• _WHAT YOU ARE ASKED TO DO_: Report only the number of lines in the records that contain the word "nhận".

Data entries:
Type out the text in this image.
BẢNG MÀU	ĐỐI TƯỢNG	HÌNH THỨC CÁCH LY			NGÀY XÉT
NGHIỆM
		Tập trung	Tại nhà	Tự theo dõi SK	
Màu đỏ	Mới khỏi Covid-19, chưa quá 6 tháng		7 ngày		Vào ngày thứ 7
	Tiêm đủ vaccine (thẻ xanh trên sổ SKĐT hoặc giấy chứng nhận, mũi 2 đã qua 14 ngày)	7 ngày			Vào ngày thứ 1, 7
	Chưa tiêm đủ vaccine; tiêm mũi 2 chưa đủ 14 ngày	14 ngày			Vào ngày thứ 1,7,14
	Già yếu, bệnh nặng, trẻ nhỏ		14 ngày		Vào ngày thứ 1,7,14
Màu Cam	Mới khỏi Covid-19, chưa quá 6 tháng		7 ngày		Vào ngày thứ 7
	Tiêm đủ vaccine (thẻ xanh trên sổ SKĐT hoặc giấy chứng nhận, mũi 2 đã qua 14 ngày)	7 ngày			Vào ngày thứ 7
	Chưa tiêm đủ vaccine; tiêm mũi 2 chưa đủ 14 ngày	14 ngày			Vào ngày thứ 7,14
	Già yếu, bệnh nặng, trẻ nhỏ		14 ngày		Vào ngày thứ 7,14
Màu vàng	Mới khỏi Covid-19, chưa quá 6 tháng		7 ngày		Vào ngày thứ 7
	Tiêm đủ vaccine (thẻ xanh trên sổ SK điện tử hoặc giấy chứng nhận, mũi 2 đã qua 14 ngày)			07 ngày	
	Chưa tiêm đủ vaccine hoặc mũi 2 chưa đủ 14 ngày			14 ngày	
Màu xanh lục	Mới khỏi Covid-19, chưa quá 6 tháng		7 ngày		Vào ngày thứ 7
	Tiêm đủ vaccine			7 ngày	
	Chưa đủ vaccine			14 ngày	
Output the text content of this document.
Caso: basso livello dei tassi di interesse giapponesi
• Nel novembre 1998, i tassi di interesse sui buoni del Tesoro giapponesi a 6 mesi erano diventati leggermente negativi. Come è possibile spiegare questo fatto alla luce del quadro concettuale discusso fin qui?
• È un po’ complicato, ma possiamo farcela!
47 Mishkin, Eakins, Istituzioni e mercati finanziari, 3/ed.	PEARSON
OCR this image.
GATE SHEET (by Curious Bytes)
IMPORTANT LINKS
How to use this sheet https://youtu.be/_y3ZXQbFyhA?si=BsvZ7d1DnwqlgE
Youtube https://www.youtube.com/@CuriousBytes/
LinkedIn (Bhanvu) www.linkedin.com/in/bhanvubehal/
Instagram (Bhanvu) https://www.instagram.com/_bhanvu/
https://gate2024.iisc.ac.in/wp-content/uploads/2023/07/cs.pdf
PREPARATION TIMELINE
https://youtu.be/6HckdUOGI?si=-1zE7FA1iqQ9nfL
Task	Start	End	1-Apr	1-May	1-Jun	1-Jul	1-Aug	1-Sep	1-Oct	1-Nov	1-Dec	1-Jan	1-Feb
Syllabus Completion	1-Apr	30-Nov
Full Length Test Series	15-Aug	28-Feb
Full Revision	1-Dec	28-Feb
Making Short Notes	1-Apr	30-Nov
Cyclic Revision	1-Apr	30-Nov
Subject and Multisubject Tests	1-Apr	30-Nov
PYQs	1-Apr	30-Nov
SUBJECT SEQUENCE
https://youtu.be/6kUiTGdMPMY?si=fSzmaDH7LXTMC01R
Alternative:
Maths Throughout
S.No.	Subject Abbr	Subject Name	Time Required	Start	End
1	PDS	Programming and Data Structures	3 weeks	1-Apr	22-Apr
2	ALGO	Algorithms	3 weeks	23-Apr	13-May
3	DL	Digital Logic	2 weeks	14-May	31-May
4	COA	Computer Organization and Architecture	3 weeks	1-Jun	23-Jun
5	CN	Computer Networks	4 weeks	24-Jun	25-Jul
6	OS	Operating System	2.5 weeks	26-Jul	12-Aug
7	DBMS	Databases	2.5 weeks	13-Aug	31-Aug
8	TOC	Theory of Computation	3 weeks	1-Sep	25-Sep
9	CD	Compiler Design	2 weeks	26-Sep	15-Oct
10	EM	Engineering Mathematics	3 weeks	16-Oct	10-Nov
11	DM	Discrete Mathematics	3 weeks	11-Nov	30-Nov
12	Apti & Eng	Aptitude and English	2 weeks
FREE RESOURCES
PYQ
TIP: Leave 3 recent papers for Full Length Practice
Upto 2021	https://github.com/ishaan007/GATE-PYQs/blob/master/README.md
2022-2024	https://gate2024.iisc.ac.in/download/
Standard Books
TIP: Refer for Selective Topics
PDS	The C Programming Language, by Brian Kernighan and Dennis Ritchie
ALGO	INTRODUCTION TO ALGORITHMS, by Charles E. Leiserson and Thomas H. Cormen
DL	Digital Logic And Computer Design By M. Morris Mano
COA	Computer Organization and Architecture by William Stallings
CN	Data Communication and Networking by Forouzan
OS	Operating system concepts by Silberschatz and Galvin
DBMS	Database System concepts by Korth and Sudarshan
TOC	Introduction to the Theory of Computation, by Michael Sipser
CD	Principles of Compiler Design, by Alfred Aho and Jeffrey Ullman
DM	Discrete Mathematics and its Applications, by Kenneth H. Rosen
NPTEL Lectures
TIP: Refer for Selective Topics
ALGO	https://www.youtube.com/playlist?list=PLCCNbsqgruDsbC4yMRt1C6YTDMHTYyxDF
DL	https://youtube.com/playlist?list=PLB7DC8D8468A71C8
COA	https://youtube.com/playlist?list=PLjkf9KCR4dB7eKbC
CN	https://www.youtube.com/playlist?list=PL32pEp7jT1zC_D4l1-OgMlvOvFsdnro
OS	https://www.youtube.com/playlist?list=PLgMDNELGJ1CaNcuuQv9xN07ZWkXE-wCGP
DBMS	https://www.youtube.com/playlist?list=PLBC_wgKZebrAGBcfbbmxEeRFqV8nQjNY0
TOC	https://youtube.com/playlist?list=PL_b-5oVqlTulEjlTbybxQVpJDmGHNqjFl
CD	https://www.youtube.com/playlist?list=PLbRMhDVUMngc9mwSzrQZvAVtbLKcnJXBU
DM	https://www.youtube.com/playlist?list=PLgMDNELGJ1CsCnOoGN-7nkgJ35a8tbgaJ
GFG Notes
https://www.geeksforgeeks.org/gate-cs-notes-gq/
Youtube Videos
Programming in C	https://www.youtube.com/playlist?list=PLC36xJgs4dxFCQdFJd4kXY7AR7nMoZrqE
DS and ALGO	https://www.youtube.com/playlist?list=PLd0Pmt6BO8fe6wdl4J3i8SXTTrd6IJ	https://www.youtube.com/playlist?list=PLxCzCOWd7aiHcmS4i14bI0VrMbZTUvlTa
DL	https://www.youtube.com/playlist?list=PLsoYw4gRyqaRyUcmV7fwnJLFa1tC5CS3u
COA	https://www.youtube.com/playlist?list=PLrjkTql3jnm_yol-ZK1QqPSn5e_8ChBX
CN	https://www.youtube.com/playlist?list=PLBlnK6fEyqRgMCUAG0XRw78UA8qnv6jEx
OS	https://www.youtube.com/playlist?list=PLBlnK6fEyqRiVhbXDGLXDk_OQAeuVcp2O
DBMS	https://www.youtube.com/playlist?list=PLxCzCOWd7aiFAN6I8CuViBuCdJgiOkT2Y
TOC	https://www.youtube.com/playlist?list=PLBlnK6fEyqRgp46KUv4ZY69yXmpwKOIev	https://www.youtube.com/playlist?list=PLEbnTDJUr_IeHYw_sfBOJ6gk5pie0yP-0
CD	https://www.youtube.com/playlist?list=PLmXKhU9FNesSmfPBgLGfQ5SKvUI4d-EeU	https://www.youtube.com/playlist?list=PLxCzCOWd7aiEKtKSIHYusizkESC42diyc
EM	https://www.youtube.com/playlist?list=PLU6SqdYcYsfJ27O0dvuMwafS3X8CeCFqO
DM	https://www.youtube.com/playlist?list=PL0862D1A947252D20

• _FULL ANSWER_: 3